[Collected data]
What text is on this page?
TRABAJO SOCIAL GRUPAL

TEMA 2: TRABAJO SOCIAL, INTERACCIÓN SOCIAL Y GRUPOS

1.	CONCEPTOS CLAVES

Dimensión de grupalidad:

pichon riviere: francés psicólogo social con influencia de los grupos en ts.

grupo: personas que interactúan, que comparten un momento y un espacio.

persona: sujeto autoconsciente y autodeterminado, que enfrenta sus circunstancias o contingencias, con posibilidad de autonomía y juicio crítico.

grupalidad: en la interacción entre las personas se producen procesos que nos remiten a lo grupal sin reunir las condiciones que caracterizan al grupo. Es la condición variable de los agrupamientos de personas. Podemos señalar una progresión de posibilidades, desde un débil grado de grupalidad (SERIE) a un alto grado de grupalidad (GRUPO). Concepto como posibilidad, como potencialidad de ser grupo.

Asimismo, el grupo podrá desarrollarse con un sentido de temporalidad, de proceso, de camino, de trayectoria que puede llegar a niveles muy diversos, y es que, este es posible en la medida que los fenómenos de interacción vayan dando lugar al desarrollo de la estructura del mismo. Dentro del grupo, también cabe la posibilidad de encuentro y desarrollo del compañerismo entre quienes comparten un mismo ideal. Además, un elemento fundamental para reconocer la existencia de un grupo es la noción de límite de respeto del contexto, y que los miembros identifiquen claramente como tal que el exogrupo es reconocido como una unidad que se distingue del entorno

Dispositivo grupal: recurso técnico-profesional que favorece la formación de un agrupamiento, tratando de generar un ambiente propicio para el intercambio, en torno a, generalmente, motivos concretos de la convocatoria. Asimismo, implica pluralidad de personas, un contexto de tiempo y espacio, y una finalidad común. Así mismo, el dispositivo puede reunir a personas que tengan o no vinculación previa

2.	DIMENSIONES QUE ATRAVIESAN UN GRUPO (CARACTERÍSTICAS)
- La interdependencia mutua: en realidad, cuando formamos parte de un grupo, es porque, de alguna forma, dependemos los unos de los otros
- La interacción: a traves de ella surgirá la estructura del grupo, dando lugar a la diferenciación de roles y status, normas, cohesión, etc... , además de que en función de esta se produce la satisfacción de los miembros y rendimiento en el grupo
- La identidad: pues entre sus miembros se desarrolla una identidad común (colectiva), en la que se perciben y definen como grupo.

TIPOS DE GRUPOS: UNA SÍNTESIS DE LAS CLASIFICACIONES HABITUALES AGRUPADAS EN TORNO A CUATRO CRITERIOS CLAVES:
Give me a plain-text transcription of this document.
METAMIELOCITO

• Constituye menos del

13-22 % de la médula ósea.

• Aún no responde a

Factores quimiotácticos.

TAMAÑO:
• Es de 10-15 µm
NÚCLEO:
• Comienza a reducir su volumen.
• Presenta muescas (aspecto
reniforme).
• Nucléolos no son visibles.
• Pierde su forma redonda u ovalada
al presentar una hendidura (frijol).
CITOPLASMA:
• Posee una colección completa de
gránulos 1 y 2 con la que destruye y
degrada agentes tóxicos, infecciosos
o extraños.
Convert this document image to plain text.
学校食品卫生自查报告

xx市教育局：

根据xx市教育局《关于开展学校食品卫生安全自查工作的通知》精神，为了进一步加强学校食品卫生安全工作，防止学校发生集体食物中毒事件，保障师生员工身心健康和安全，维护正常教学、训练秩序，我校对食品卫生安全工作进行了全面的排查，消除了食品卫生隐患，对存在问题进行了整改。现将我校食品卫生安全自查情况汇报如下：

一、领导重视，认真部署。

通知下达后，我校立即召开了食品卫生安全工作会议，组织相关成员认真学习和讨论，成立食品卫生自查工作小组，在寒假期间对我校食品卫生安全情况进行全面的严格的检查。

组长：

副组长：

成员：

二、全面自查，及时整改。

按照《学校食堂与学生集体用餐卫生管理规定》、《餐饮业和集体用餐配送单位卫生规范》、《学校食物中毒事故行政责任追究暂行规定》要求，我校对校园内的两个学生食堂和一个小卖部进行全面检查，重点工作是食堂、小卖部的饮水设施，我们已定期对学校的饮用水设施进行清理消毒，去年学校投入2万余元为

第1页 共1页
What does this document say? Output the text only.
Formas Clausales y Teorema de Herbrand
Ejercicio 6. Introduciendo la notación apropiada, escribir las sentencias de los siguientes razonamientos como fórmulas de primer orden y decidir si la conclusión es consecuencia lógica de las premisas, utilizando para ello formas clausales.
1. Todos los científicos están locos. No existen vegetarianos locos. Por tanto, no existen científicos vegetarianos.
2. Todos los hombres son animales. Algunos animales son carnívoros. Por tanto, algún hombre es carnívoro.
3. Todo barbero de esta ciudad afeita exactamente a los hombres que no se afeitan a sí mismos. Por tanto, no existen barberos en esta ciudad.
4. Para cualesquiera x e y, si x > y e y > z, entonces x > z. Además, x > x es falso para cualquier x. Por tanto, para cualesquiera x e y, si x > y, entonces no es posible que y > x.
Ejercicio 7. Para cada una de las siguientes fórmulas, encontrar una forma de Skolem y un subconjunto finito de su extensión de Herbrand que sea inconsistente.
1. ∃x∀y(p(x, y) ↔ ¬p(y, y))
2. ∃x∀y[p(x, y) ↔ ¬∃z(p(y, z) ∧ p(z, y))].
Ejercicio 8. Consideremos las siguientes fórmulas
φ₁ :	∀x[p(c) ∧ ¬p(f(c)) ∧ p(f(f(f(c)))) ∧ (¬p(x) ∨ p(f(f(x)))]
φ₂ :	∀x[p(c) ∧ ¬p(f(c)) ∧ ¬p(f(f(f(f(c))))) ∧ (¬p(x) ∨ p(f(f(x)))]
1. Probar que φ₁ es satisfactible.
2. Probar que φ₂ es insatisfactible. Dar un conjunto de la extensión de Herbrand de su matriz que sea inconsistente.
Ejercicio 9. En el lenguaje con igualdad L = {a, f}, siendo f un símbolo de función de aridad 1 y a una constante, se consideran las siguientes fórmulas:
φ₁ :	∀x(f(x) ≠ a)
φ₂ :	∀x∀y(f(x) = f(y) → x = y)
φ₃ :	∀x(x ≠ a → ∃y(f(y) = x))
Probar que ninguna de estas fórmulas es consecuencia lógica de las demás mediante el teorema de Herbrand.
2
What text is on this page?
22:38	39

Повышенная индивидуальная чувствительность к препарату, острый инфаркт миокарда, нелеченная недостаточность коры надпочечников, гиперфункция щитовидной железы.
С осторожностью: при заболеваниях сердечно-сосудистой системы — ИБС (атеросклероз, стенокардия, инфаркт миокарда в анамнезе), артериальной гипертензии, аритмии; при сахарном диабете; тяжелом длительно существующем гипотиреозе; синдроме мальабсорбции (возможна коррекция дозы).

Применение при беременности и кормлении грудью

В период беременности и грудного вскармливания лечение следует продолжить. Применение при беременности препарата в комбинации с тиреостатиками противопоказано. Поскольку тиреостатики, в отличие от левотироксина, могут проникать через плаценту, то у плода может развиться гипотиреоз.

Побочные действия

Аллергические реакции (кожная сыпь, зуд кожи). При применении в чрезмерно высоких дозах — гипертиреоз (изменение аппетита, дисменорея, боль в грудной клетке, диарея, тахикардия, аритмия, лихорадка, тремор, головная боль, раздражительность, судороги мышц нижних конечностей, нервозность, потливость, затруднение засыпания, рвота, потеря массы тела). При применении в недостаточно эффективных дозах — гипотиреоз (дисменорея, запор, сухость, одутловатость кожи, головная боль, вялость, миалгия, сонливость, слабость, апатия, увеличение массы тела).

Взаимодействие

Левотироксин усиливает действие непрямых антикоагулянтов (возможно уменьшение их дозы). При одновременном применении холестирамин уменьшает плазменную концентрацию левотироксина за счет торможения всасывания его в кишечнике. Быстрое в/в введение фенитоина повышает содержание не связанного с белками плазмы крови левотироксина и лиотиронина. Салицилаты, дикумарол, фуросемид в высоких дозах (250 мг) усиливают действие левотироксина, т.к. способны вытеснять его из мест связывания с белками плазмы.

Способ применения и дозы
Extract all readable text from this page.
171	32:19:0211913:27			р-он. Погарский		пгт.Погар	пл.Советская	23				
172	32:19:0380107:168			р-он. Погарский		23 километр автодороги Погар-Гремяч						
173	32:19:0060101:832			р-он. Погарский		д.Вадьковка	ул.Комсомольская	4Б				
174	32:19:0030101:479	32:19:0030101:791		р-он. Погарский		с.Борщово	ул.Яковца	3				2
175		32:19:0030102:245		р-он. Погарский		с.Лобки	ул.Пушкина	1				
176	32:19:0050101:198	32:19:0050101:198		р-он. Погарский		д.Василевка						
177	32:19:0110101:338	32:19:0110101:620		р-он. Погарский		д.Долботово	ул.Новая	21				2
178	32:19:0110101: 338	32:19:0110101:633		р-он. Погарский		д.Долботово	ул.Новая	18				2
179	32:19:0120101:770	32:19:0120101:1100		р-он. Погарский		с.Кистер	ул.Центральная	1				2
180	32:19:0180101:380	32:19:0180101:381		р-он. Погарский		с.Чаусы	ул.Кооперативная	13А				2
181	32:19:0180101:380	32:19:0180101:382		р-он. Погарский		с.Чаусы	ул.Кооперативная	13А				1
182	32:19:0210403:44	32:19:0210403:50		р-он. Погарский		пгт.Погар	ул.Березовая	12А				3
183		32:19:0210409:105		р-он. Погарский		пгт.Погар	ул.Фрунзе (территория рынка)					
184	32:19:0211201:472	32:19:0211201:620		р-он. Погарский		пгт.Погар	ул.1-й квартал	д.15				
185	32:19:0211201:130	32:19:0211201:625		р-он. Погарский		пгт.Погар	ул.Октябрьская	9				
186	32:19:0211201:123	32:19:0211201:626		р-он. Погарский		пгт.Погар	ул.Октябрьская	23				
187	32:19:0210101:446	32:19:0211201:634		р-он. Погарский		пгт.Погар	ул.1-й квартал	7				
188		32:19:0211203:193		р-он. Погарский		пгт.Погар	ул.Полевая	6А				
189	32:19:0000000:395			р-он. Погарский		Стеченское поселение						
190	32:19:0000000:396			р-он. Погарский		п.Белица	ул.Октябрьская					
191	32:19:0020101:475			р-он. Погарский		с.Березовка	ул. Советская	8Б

**Aim of the task**
Go through the listing above and pull out each line containing the word "document".

**Result of this task**
Give me a plain-text transcription of this document.
Convert this document image to plain text.
What does this document say? Output the text only.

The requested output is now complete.